◆ **OBJECTIVE**
Without the pictures, output the records below word for word.

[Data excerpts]
- - -

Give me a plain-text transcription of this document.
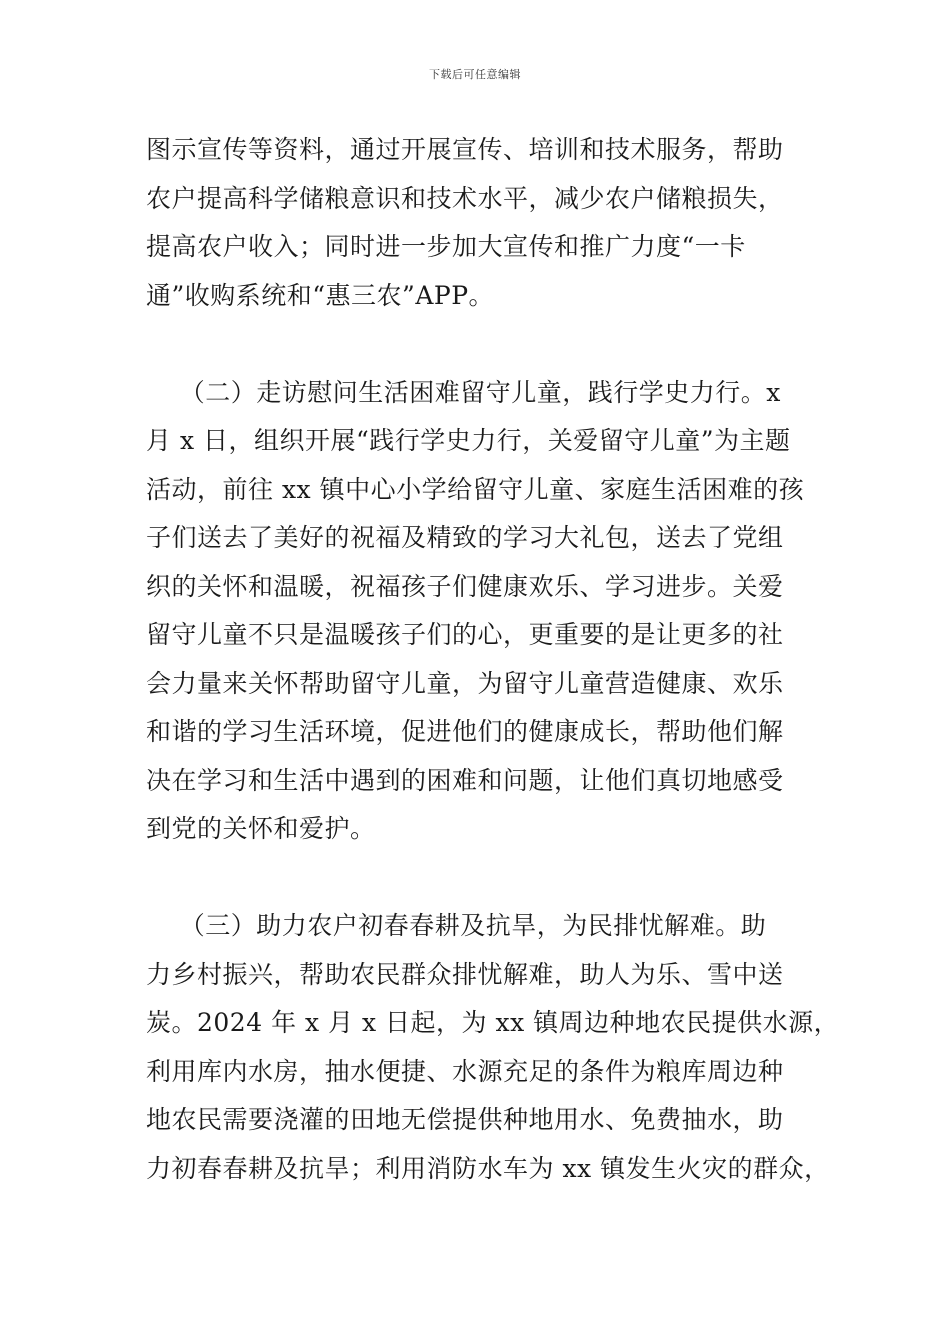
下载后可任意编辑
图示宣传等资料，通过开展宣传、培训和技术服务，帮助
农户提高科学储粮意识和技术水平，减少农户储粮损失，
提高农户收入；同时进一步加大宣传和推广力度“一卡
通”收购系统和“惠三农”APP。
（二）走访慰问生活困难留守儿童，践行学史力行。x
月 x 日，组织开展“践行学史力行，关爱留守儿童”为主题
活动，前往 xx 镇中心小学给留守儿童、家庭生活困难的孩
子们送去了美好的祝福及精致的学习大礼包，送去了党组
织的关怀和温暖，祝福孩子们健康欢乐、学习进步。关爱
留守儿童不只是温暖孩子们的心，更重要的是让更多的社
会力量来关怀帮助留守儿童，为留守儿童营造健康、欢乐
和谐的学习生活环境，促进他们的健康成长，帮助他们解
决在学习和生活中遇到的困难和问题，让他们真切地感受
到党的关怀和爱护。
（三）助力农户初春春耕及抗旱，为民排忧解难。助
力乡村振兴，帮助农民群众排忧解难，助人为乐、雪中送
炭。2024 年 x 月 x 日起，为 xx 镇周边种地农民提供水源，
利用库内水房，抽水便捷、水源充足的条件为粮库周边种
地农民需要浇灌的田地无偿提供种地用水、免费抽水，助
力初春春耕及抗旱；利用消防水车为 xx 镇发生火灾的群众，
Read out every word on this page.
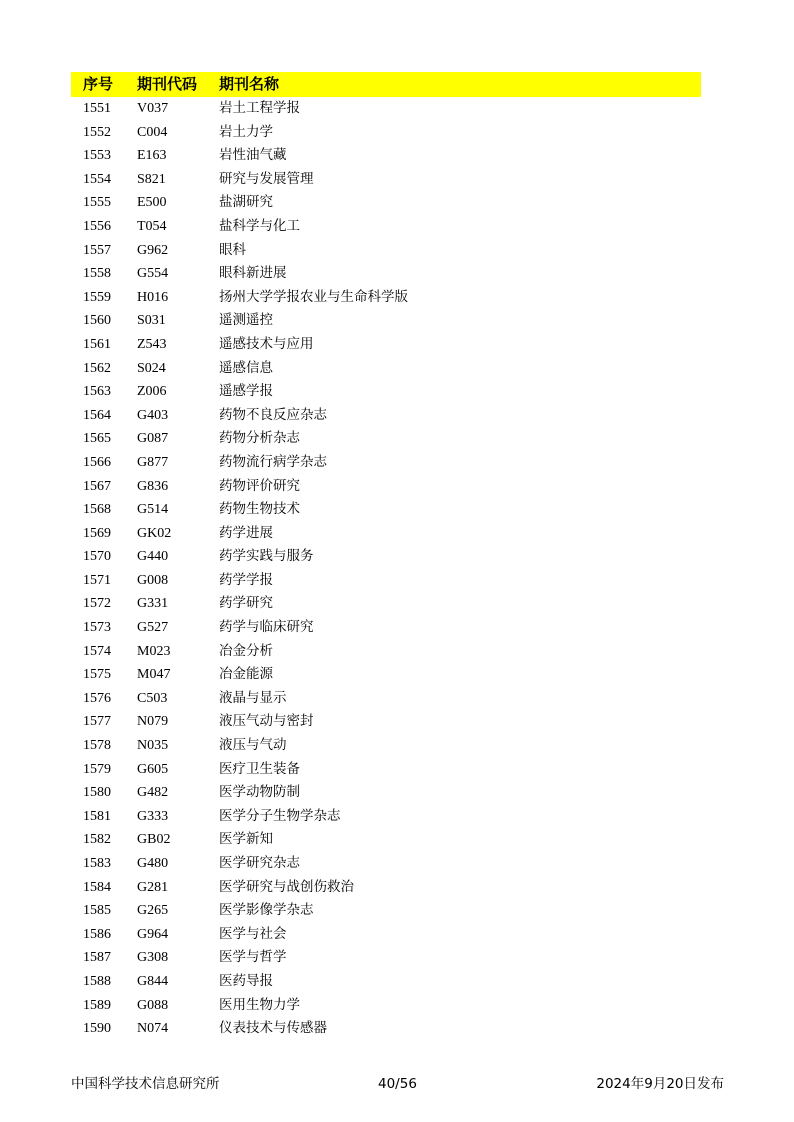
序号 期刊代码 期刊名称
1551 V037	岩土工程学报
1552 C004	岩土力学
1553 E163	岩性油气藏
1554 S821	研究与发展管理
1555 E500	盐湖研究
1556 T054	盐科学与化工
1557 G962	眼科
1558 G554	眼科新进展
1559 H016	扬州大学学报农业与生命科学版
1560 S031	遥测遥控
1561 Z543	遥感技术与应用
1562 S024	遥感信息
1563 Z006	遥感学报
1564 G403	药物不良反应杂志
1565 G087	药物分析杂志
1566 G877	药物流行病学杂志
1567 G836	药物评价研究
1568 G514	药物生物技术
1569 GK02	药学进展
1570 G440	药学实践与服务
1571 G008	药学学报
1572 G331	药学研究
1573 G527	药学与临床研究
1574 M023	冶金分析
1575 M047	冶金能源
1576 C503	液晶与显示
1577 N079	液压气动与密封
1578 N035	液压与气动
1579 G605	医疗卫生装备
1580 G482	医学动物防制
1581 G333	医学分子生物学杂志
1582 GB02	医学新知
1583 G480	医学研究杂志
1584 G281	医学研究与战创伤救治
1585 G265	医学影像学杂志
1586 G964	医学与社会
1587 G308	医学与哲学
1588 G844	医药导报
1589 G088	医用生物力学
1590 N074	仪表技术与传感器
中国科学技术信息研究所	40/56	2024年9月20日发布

- - -

◆ **TASK ANSWER**
Give me a plain-text transcription of this document.
下载后可任意编辑
图示宣传等资料，通过开展宣传、培训和技术服务，帮助
农户提高科学储粮意识和技术水平，减少农户储粮损失，
提高农户收入；同时进一步加大宣传和推广力度“一卡
通”收购系统和“惠三农”APP。
（二）走访慰问生活困难留守儿童，践行学史力行。x
月 x 日，组织开展“践行学史力行，关爱留守儿童”为主题
活动，前往 xx 镇中心小学给留守儿童、家庭生活困难的孩
子们送去了美好的祝福及精致的学习大礼包，送去了党组
织的关怀和温暖，祝福孩子们健康欢乐、学习进步。关爱
留守儿童不只是温暖孩子们的心，更重要的是让更多的社
会力量来关怀帮助留守儿童，为留守儿童营造健康、欢乐
和谐的学习生活环境，促进他们的健康成长，帮助他们解
决在学习和生活中遇到的困难和问题，让他们真切地感受
到党的关怀和爱护。
（三）助力农户初春春耕及抗旱，为民排忧解难。助
力乡村振兴，帮助农民群众排忧解难，助人为乐、雪中送
炭。2024 年 x 月 x 日起，为 xx 镇周边种地农民提供水源，
利用库内水房，抽水便捷、水源充足的条件为粮库周边种
地农民需要浇灌的田地无偿提供种地用水、免费抽水，助
力初春春耕及抗旱；利用消防水车为 xx 镇发生火灾的群众，
Read out every word on this page.
序号 期刊代码 期刊名称
1551 V037	岩土工程学报
1552 C004	岩土力学
1553 E163	岩性油气藏
1554 S821	研究与发展管理
1555 E500	盐湖研究
1556 T054	盐科学与化工
1557 G962	眼科
1558 G554	眼科新进展
1559 H016	扬州大学学报农业与生命科学版
1560 S031	遥测遥控
1561 Z543	遥感技术与应用
1562 S024	遥感信息
1563 Z006	遥感学报
1564 G403	药物不良反应杂志
1565 G087	药物分析杂志
1566 G877	药物流行病学杂志
1567 G836	药物评价研究
1568 G514	药物生物技术
1569 GK02	药学进展
1570 G440	药学实践与服务
1571 G008	药学学报
1572 G331	药学研究
1573 G527	药学与临床研究
1574 M023	冶金分析
1575 M047	冶金能源
1576 C503	液晶与显示
1577 N079	液压气动与密封
1578 N035	液压与气动
1579 G605	医疗卫生装备
1580 G482	医学动物防制
1581 G333	医学分子生物学杂志
1582 GB02	医学新知
1583 G480	医学研究杂志
1584 G281	医学研究与战创伤救治
1585 G265	医学影像学杂志
1586 G964	医学与社会
1587 G308	医学与哲学
1588 G844	医药导报
1589 G088	医用生物力学
1590 N074	仪表技术与传感器
中国科学技术信息研究所	40/56	2024年9月20日发布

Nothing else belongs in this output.